*Problem statement*
Reproduce each of the following lines verbatim, keeping every character, coordinate and line order unchanged.
--- begin ---
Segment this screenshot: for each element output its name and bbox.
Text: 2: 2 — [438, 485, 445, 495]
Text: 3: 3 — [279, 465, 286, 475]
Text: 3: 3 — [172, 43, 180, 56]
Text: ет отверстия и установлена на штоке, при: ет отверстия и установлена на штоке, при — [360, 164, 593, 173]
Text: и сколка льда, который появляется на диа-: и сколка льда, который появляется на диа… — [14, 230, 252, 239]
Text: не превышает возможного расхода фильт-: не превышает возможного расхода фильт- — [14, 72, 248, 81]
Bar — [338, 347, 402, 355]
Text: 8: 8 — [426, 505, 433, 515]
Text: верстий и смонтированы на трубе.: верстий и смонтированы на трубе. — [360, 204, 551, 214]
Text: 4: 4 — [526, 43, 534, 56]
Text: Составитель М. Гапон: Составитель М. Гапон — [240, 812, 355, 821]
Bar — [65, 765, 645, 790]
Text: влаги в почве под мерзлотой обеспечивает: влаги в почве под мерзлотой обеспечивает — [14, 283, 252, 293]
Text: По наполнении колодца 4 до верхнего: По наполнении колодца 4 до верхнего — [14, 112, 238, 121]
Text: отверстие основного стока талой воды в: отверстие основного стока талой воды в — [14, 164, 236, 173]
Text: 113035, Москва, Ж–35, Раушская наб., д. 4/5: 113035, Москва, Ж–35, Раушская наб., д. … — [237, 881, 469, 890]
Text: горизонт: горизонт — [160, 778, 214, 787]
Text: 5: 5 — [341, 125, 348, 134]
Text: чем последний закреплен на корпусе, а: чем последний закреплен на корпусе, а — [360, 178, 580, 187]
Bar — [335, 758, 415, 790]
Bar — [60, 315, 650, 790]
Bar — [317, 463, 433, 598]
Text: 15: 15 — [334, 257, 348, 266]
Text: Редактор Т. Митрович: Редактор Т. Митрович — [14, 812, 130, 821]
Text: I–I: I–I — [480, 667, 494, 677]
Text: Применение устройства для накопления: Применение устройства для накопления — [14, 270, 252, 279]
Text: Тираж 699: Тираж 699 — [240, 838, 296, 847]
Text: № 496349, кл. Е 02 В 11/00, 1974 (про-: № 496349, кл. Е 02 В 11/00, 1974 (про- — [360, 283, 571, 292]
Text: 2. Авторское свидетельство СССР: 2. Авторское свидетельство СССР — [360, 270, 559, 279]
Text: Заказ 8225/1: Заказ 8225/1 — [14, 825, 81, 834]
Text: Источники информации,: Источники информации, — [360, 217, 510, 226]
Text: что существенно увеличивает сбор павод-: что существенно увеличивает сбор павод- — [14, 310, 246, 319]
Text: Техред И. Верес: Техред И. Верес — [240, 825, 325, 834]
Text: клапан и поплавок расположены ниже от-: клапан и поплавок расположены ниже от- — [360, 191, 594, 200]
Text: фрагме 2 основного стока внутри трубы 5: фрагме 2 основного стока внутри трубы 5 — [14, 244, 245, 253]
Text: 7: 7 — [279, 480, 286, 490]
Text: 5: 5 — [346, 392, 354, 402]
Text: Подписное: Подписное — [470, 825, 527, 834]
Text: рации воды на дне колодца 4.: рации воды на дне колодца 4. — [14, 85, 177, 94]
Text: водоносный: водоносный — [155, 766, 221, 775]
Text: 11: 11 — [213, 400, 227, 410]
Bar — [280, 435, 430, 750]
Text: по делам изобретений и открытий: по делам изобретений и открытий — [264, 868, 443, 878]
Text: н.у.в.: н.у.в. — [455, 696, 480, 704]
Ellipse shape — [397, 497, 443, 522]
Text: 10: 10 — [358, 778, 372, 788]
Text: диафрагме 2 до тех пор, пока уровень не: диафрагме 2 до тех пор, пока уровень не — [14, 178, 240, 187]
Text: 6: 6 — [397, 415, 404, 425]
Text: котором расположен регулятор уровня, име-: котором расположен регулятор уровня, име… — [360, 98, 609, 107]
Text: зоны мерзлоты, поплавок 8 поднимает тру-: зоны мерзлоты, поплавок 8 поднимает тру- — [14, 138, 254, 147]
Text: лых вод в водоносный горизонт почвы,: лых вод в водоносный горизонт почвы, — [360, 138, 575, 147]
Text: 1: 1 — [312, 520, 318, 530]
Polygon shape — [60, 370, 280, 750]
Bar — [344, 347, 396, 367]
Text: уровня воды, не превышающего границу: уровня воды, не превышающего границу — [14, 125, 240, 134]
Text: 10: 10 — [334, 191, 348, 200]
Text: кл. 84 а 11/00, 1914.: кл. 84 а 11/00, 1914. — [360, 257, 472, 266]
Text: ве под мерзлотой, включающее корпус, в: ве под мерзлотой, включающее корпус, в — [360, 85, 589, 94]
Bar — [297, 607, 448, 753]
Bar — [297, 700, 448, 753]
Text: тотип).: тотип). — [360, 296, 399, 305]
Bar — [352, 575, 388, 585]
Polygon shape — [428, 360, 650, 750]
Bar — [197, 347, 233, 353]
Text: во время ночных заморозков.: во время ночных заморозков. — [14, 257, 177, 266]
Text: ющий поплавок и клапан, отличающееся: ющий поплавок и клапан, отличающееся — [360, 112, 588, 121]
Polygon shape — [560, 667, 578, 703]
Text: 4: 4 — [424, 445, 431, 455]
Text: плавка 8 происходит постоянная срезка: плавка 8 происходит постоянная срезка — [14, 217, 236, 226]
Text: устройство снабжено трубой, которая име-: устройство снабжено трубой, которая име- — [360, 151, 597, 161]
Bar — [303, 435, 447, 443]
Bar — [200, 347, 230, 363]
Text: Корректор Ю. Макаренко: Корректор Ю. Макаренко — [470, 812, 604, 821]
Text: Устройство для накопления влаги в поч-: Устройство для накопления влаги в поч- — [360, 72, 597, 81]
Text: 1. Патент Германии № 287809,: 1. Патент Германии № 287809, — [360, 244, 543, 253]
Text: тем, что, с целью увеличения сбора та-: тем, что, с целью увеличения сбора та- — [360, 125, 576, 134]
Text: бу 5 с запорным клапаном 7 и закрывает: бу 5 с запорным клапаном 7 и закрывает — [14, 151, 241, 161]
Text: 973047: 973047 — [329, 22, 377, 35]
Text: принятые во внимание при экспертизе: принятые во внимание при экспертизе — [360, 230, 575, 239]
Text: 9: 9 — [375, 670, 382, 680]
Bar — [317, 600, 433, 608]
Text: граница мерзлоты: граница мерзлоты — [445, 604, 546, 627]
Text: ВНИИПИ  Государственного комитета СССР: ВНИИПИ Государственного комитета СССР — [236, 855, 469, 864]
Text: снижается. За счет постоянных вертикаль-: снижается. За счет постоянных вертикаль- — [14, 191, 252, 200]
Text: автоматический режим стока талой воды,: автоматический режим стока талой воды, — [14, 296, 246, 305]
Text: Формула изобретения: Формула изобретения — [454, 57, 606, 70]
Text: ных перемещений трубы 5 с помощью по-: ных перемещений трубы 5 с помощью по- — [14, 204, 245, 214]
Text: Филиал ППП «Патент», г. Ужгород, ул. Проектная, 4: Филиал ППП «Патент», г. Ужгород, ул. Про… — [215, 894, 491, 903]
--- end ---
*Expected output*
Segment this screenshot: for each element output its name and bbox.
Text: 2: 2 — [438, 485, 445, 495]
Text: 3: 3 — [279, 465, 286, 475]
Text: 3: 3 — [172, 43, 180, 56]
Text: ет отверстия и установлена на штоке, при: ет отверстия и установлена на штоке, при — [360, 164, 593, 173]
Text: и сколка льда, который появляется на диа-: и сколка льда, который появляется на диа… — [14, 230, 252, 239]
Text: не превышает возможного расхода фильт-: не превышает возможного расхода фильт- — [14, 72, 248, 81]
Bar — [338, 347, 402, 355]
Text: 8: 8 — [426, 505, 433, 515]
Text: верстий и смонтированы на трубе.: верстий и смонтированы на трубе. — [360, 204, 551, 214]
Text: 4: 4 — [526, 43, 534, 56]
Text: Составитель М. Гапон: Составитель М. Гапон — [240, 812, 355, 821]
Bar — [65, 765, 645, 790]
Text: влаги в почве под мерзлотой обеспечивает: влаги в почве под мерзлотой обеспечивает — [14, 283, 252, 293]
Text: По наполнении колодца 4 до верхнего: По наполнении колодца 4 до верхнего — [14, 112, 238, 121]
Text: отверстие основного стока талой воды в: отверстие основного стока талой воды в — [14, 164, 236, 173]
Text: 113035, Москва, Ж–35, Раушская наб., д. 4/5: 113035, Москва, Ж–35, Раушская наб., д. … — [237, 881, 469, 890]
Text: горизонт: горизонт — [160, 778, 214, 787]
Text: 5: 5 — [341, 125, 348, 134]
Text: чем последний закреплен на корпусе, а: чем последний закреплен на корпусе, а — [360, 178, 580, 187]
Bar — [335, 758, 415, 790]
Bar — [60, 315, 650, 790]
Bar — [317, 463, 433, 598]
Text: 15: 15 — [334, 257, 348, 266]
Text: Редактор Т. Митрович: Редактор Т. Митрович — [14, 812, 130, 821]
Text: I–I: I–I — [480, 667, 494, 677]
Text: Применение устройства для накопления: Применение устройства для накопления — [14, 270, 252, 279]
Text: Тираж 699: Тираж 699 — [240, 838, 296, 847]
Text: № 496349, кл. Е 02 В 11/00, 1974 (про-: № 496349, кл. Е 02 В 11/00, 1974 (про- — [360, 283, 571, 292]
Text: 2. Авторское свидетельство СССР: 2. Авторское свидетельство СССР — [360, 270, 559, 279]
Text: Заказ 8225/1: Заказ 8225/1 — [14, 825, 81, 834]
Text: Источники информации,: Источники информации, — [360, 217, 510, 226]
Text: что существенно увеличивает сбор павод-: что существенно увеличивает сбор павод- — [14, 310, 246, 319]
Text: Техред И. Верес: Техред И. Верес — [240, 825, 325, 834]
Text: клапан и поплавок расположены ниже от-: клапан и поплавок расположены ниже от- — [360, 191, 594, 200]
Text: фрагме 2 основного стока внутри трубы 5: фрагме 2 основного стока внутри трубы 5 — [14, 244, 245, 253]
Text: 7: 7 — [279, 480, 286, 490]
Text: 5: 5 — [346, 392, 354, 402]
Text: Подписное: Подписное — [470, 825, 527, 834]
Text: рации воды на дне колодца 4.: рации воды на дне колодца 4. — [14, 85, 177, 94]
Text: водоносный: водоносный — [155, 766, 221, 775]
Text: 11: 11 — [213, 400, 227, 410]
Bar — [280, 435, 430, 750]
Text: по делам изобретений и открытий: по делам изобретений и открытий — [264, 868, 443, 878]
Text: н.у.в.: н.у.в. — [455, 696, 480, 704]
Ellipse shape — [397, 497, 443, 522]
Text: 10: 10 — [358, 778, 372, 788]
Text: диафрагме 2 до тех пор, пока уровень не: диафрагме 2 до тех пор, пока уровень не — [14, 178, 240, 187]
Text: 6: 6 — [397, 415, 404, 425]
Text: котором расположен регулятор уровня, име-: котором расположен регулятор уровня, име… — [360, 98, 609, 107]
Text: зоны мерзлоты, поплавок 8 поднимает тру-: зоны мерзлоты, поплавок 8 поднимает тру- — [14, 138, 254, 147]
Text: лых вод в водоносный горизонт почвы,: лых вод в водоносный горизонт почвы, — [360, 138, 575, 147]
Text: 1: 1 — [312, 520, 318, 530]
Polygon shape — [60, 370, 280, 750]
Bar — [344, 347, 396, 367]
Text: уровня воды, не превышающего границу: уровня воды, не превышающего границу — [14, 125, 240, 134]
Text: 10: 10 — [334, 191, 348, 200]
Text: кл. 84 а 11/00, 1914.: кл. 84 а 11/00, 1914. — [360, 257, 472, 266]
Text: ве под мерзлотой, включающее корпус, в: ве под мерзлотой, включающее корпус, в — [360, 85, 589, 94]
Bar — [297, 607, 448, 753]
Bar — [297, 700, 448, 753]
Text: тотип).: тотип). — [360, 296, 399, 305]
Bar — [352, 575, 388, 585]
Polygon shape — [428, 360, 650, 750]
Bar — [197, 347, 233, 353]
Text: во время ночных заморозков.: во время ночных заморозков. — [14, 257, 177, 266]
Text: ющий поплавок и клапан, отличающееся: ющий поплавок и клапан, отличающееся — [360, 112, 588, 121]
Polygon shape — [560, 667, 578, 703]
Text: 4: 4 — [424, 445, 431, 455]
Text: плавка 8 происходит постоянная срезка: плавка 8 происходит постоянная срезка — [14, 217, 236, 226]
Text: устройство снабжено трубой, которая име-: устройство снабжено трубой, которая име- — [360, 151, 597, 161]
Bar — [303, 435, 447, 443]
Bar — [200, 347, 230, 363]
Text: Корректор Ю. Макаренко: Корректор Ю. Макаренко — [470, 812, 604, 821]
Text: Устройство для накопления влаги в поч-: Устройство для накопления влаги в поч- — [360, 72, 597, 81]
Text: 1. Патент Германии № 287809,: 1. Патент Германии № 287809, — [360, 244, 543, 253]
Text: тем, что, с целью увеличения сбора та-: тем, что, с целью увеличения сбора та- — [360, 125, 576, 134]
Text: бу 5 с запорным клапаном 7 и закрывает: бу 5 с запорным клапаном 7 и закрывает — [14, 151, 241, 161]
Text: 973047: 973047 — [329, 22, 377, 35]
Text: принятые во внимание при экспертизе: принятые во внимание при экспертизе — [360, 230, 575, 239]
Text: 9: 9 — [375, 670, 382, 680]
Bar — [317, 600, 433, 608]
Text: граница мерзлоты: граница мерзлоты — [445, 604, 546, 627]
Text: ВНИИПИ  Государственного комитета СССР: ВНИИПИ Государственного комитета СССР — [236, 855, 469, 864]
Text: снижается. За счет постоянных вертикаль-: снижается. За счет постоянных вертикаль- — [14, 191, 252, 200]
Text: автоматический режим стока талой воды,: автоматический режим стока талой воды, — [14, 296, 246, 305]
Text: Формула изобретения: Формула изобретения — [454, 57, 606, 70]
Text: ных перемещений трубы 5 с помощью по-: ных перемещений трубы 5 с помощью по- — [14, 204, 245, 214]
Text: Филиал ППП «Патент», г. Ужгород, ул. Проектная, 4: Филиал ППП «Патент», г. Ужгород, ул. Про… — [215, 894, 491, 903]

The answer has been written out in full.